** Exercise requirements **
Starting at the line that contains "dialog-minimize-button[interactable]: ▁ (262, 3, 290, 25)" and ending at the line that contains "main-maximize-button[interactable]: ▢ (967, 3, 994, 25)", format those lines from the material as a JSON list of strings, one string per line, leaving out any blank lines.
* begin *
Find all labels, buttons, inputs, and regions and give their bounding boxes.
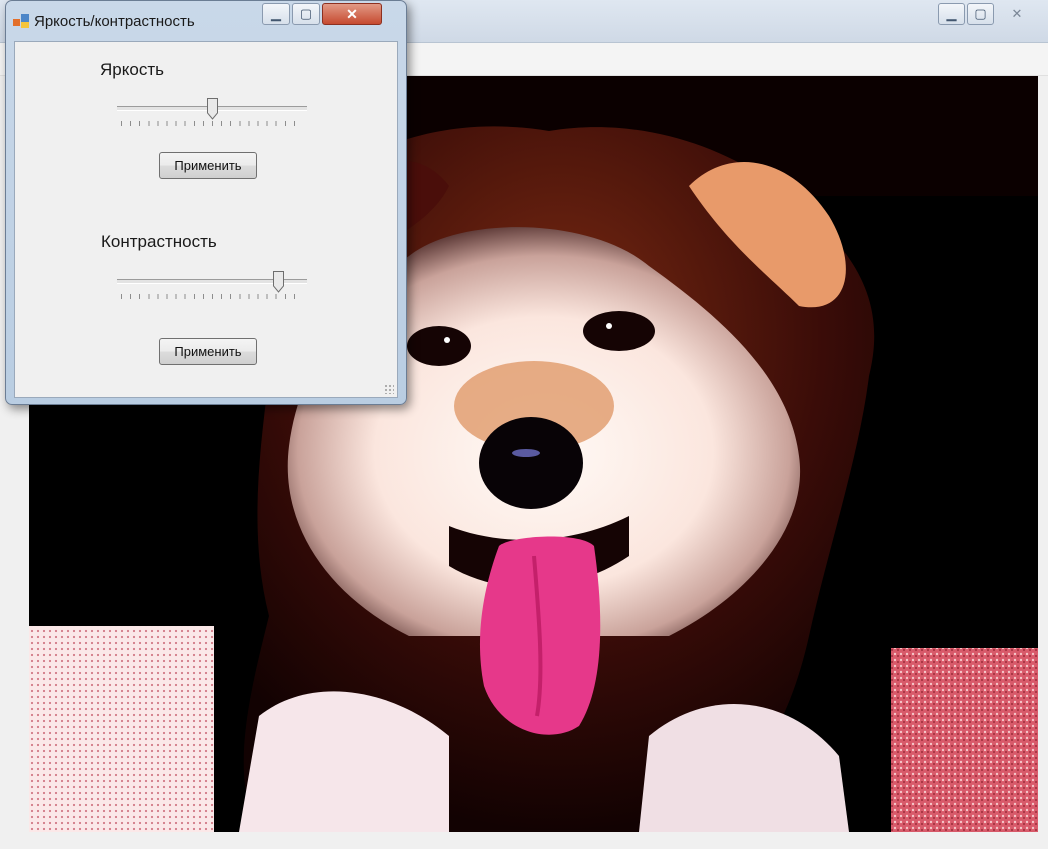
dialog-minimize-button[interactable]: ▁ (262, 3, 290, 25)
dialog-title: Яркость/контрастность (34, 13, 195, 30)
maximize-icon: ▢ (299, 6, 313, 21)
close-icon: ✕ (1011, 6, 1023, 21)
minimize-icon: ▁ (271, 6, 281, 21)
contrast-apply-button[interactable]: Применить (159, 338, 257, 365)
dog-left-eye (407, 326, 471, 366)
close-icon: ✕ (346, 5, 358, 22)
main-maximize-button[interactable]: ▢ (967, 3, 994, 25)
resize-grip[interactable] (384, 384, 394, 394)
form-app-icon (13, 14, 29, 28)
main-close-button[interactable]: ✕ (996, 3, 1038, 25)
dialog-maximize-button[interactable]: ▢ (292, 3, 320, 25)
main-status-strip (0, 832, 1048, 849)
dog-nose (479, 417, 583, 509)
main-minimize-button[interactable]: ▁ (938, 3, 965, 25)
contrast-label: Контрастность (101, 232, 217, 251)
dialog-titlebar[interactable]: Яркость/контрастность ▁ ▢ ✕ (6, 1, 406, 41)
contrast-slider[interactable] (117, 271, 307, 305)
brightness-ticks (121, 121, 303, 126)
brightness-label: Яркость (100, 60, 164, 79)
brightness-slider[interactable] (117, 98, 307, 132)
right-cushion (891, 648, 1038, 832)
left-cushion (29, 626, 214, 832)
minimize-icon: ▁ (946, 6, 957, 21)
dialog-close-button[interactable]: ✕ (322, 3, 382, 25)
brightness-contrast-dialog: Яркость/контрастность ▁ ▢ ✕ Яркость Прим… (5, 0, 407, 405)
brightness-thumb[interactable] (207, 98, 218, 120)
contrast-thumb[interactable] (273, 271, 284, 293)
contrast-ticks (121, 294, 303, 299)
brightness-apply-button[interactable]: Применить (159, 152, 257, 179)
maximize-icon: ▢ (974, 6, 987, 21)
main-caption-buttons: ▁ ▢ ✕ (936, 3, 1038, 25)
dialog-caption-buttons: ▁ ▢ ✕ (260, 3, 382, 25)
dog-right-eye (583, 311, 655, 351)
dialog-client-area: Яркость Применить Контрастность Применит… (14, 41, 398, 398)
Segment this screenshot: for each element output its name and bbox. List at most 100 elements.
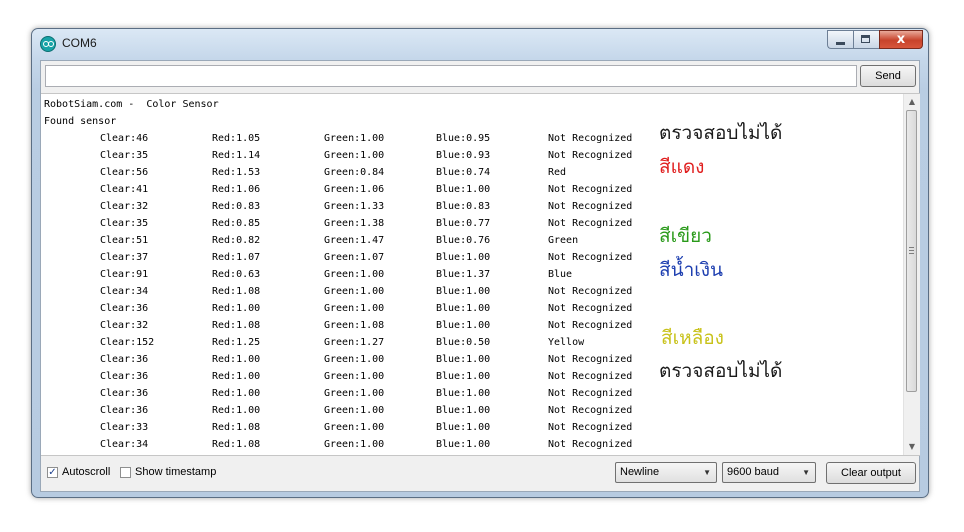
row-status-value: Blue [548, 269, 573, 280]
line-ending-select[interactable]: Newline ▼ [615, 462, 717, 483]
row-green-value: Green:1.00 [324, 422, 385, 433]
grip-line [909, 247, 914, 248]
row-red-value: Red:0.83 [212, 201, 261, 212]
maximize-button[interactable] [853, 30, 879, 49]
serial-output[interactable]: RobotSiam.com - Color Sensor Found senso… [41, 93, 920, 456]
row-red-value: Red:1.00 [212, 354, 261, 365]
row-blue-value: Blue:1.00 [436, 252, 491, 263]
autoscroll-checkbox[interactable]: ✓ [47, 467, 58, 478]
row-status-value: Not Recognized [548, 133, 633, 144]
scroll-up-icon[interactable]: ▲ [904, 94, 920, 110]
timestamp-checkbox[interactable] [120, 467, 131, 478]
annotation-label: สีแดง [659, 156, 705, 178]
row-red-value: Red:1.25 [212, 337, 261, 348]
monitor-content: Send RobotSiam.com - Color Sensor Found … [40, 60, 920, 492]
row-green-value: Green:1.06 [324, 184, 385, 195]
row-red-value: Red:1.08 [212, 453, 260, 455]
row-status-value: Not Recognized [548, 422, 633, 433]
row-green-value: Green:1.00 [324, 286, 385, 297]
output-row: Clear:36 Red:1.00 Green:1.00 Blue:1.00 Not R… [44, 402, 632, 419]
row-clear-value: Clear:36 [100, 405, 149, 416]
row-green-value: Green:1.00 [324, 439, 385, 450]
row-blue-value: Blue:1.37 [436, 269, 491, 280]
annotation-label: ตรวจสอบไม่ได้ [659, 360, 783, 382]
output-row: Clear:32 Red:1.08 Green:1.08 Blue:1.00 Not R… [44, 317, 632, 334]
output-row: Clear:36 Red:1.00 Green:1.00 Blue:1.00 Not R… [44, 385, 632, 402]
row-green-value: Green:1.00 [324, 133, 385, 144]
row-clear-value: Clear:32 [100, 320, 149, 331]
row-status-value: Not Recognized [548, 453, 632, 455]
row-red-value: Red:1.06 [212, 184, 261, 195]
row-blue-value: Blue:1.00 [436, 422, 491, 433]
row-blue-value: Blue:0.95 [436, 133, 491, 144]
window-controls: x [827, 30, 923, 50]
output-row: Clear:33 Red:1.08 Green:1.00 Blue:1.00 Not R… [44, 419, 632, 436]
timestamp-label[interactable]: Show timestamp [135, 466, 216, 478]
row-clear-value: Clear:51 [100, 235, 149, 246]
row-red-value: Red:1.00 [212, 371, 261, 382]
row-status-value: Not Recognized [548, 320, 633, 331]
row-red-value: Red:0.82 [212, 235, 261, 246]
output-row: Clear:37 Red:1.07 Green:1.07 Blue:1.00 Not R… [44, 249, 632, 266]
row-red-value: Red:1.00 [212, 405, 261, 416]
vertical-scrollbar[interactable]: ▲ ▼ [903, 94, 920, 455]
row-clear-value: Clear:34 [100, 439, 149, 450]
chevron-down-icon: ▼ [703, 468, 711, 477]
scroll-down-icon[interactable]: ▼ [904, 439, 920, 455]
annotation-label: สีเหลือง [661, 327, 724, 349]
row-red-value: Red:1.53 [212, 167, 261, 178]
row-clear-value: Clear:37 [100, 252, 149, 263]
input-row: Send [41, 61, 919, 95]
row-status-value: Not Recognized [548, 184, 633, 195]
output-row: Clear:35 Red:0.85 Green:1.38 Blue:0.77 Not R… [44, 215, 632, 232]
serial-input[interactable] [45, 65, 857, 87]
row-status-value: Not Recognized [548, 303, 633, 314]
output-row: Clear:46 Red:1.05 Green:1.00 Blue:0.95 Not R… [44, 130, 632, 147]
row-red-value: Red:1.07 [212, 252, 261, 263]
annotation-label: สีเขียว [659, 225, 712, 247]
row-blue-value: Blue:1.00 [436, 320, 491, 331]
clear-output-button[interactable]: Clear output [826, 462, 916, 484]
row-clear-value: Clear:33 [100, 422, 149, 433]
row-green-value: Green:1.27 [324, 337, 385, 348]
row-blue-value: Blue:1.00 [436, 303, 491, 314]
row-red-value: Red:1.08 [212, 422, 261, 433]
output-lines: RobotSiam.com - Color Sensor Found senso… [44, 96, 632, 455]
serial-monitor-window: COM6 x Send RobotSiam.com - Color Sensor… [31, 28, 929, 498]
row-blue-value: Blue:1.00 [436, 388, 491, 399]
row-green-value: Green:1.08 [324, 320, 385, 331]
send-button[interactable]: Send [860, 65, 916, 87]
row-clear-value: Clear:56 [100, 167, 149, 178]
row-green-value: Green:1.38 [324, 218, 385, 229]
row-clear-value: Clear:91 [100, 269, 149, 280]
row-blue-value: Blue:1.00 [436, 405, 491, 416]
row-green-value: Green:1.00 [324, 371, 385, 382]
row-red-value: Red:1.14 [212, 150, 261, 161]
row-blue-value: Blue:1.00 [436, 453, 490, 455]
row-status-value: Not Recognized [548, 388, 633, 399]
maximize-icon [861, 35, 870, 43]
chevron-down-icon: ▼ [802, 468, 810, 477]
line-ending-value: Newline [620, 466, 660, 478]
baud-rate-value: 9600 baud [727, 466, 779, 478]
row-clear-value: Clear:36 [100, 303, 149, 314]
row-green-value: Green:1.00 [324, 303, 385, 314]
output-row: Clear:41 Red:1.06 Green:1.06 Blue:1.00 Not R… [44, 181, 632, 198]
autoscroll-label[interactable]: Autoscroll [62, 466, 110, 478]
row-red-value: Red:0.85 [212, 218, 261, 229]
row-status-value: Not Recognized [548, 371, 633, 382]
row-green-value: Green:1.33 [324, 201, 385, 212]
row-status-value: Not Recognized [548, 201, 633, 212]
row-green-value: Green:1.07 [324, 252, 385, 263]
baud-rate-select[interactable]: 9600 baud ▼ [722, 462, 816, 483]
row-blue-value: Blue:1.00 [436, 371, 491, 382]
title-bar[interactable]: COM6 x [32, 29, 928, 59]
annotation-label: ตรวจสอบไม่ได้ [659, 122, 783, 144]
row-green-value: Green:1.00 [324, 405, 385, 416]
minimize-button[interactable] [827, 30, 853, 49]
row-status-value: Not Recognized [548, 405, 633, 416]
window-title: COM6 [62, 36, 97, 50]
row-red-value: Red:1.08 [212, 439, 261, 450]
scroll-thumb[interactable] [906, 110, 917, 392]
close-button[interactable]: x [879, 30, 923, 49]
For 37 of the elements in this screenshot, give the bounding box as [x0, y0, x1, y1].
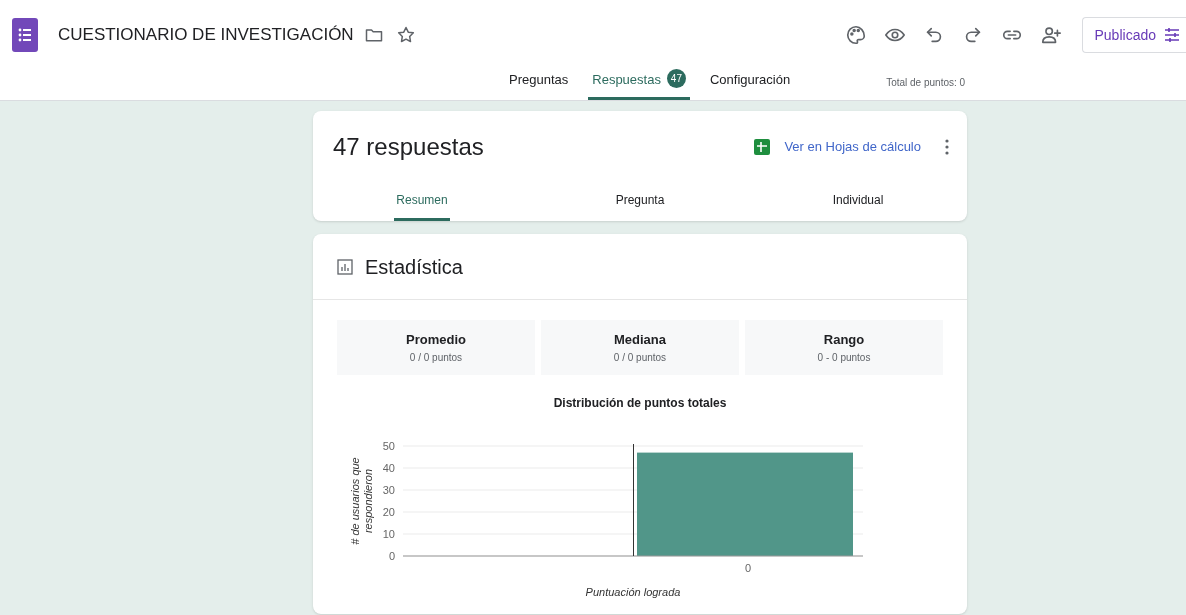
summary-tab[interactable]: Individual: [830, 181, 886, 221]
sheets-link[interactable]: Ver en Hojas de cálculo: [784, 137, 921, 157]
summary-tab[interactable]: Pregunta: [613, 181, 667, 221]
count-badge: 47: [666, 69, 686, 88]
y-tick-label: 40: [382, 462, 395, 474]
publish-button[interactable]: Publicado: [1081, 17, 1186, 53]
tab[interactable]: Configuración: [705, 70, 795, 100]
y-tick-label: 50: [382, 440, 395, 452]
y-tick-label: 30: [382, 484, 395, 496]
form-title[interactable]: CUESTIONARIO DE INVESTIGACIÓN: [58, 22, 354, 48]
more-options-icon[interactable]: [945, 139, 949, 155]
sliders-icon: [1164, 27, 1180, 43]
spreadsheet-icon[interactable]: [754, 139, 771, 155]
stat-value: 0 / 0 puntos: [409, 350, 463, 365]
stat-value: 0 / 0 puntos: [613, 350, 667, 365]
statistics-title: Estadística: [365, 254, 463, 280]
tab[interactable]: Preguntas: [505, 70, 573, 100]
palette-icon[interactable]: [844, 24, 867, 46]
total-points: Total de puntos: 0: [886, 76, 966, 90]
y-tick-label: 10: [382, 528, 395, 540]
tab[interactable]: Respuestas 47: [588, 70, 690, 100]
chart-icon: [337, 258, 353, 275]
add-person-icon[interactable]: [1039, 24, 1062, 46]
stat-label: Promedio: [406, 331, 466, 350]
x-tick-label: 0: [744, 562, 752, 574]
y-tick-label: 0: [388, 550, 395, 562]
chart-title: Distribución de puntos totales: [552, 395, 728, 412]
forms-logo[interactable]: [12, 18, 38, 52]
stat-value: 0 - 0 puntos: [817, 350, 871, 365]
summary-tab[interactable]: Resumen: [394, 181, 450, 221]
star-icon[interactable]: [395, 25, 416, 45]
x-axis-title: Puntuación lograda: [585, 586, 681, 598]
stat-label: Mediana: [614, 331, 666, 350]
stat-label: Rango: [823, 331, 865, 350]
y-axis-title: # de usuarios que respondieron: [349, 457, 374, 545]
responses-title: 47 respuestas: [333, 132, 484, 162]
y-tick-label: 20: [382, 506, 395, 518]
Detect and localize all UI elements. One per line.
* end *
** Answer in full **
[
  "dialog-minimize-button[interactable]: ▁ (262, 3, 290, 25)",
  "dialog-title: Яркость/контрастность (34, 13, 195, 30)",
  "maximize-icon: ▢ (299, 6, 313, 21)",
  "close-icon: ✕ (1011, 6, 1023, 21)",
  "minimize-icon: ▁ (271, 6, 281, 21)",
  "contrast-apply-button[interactable]: Применить (159, 338, 257, 365)",
  "dog-left-eye (407, 326, 471, 366)",
  "close-icon: ✕ (346, 5, 358, 22)",
  "main-maximize-button[interactable]: ▢ (967, 3, 994, 25)"
]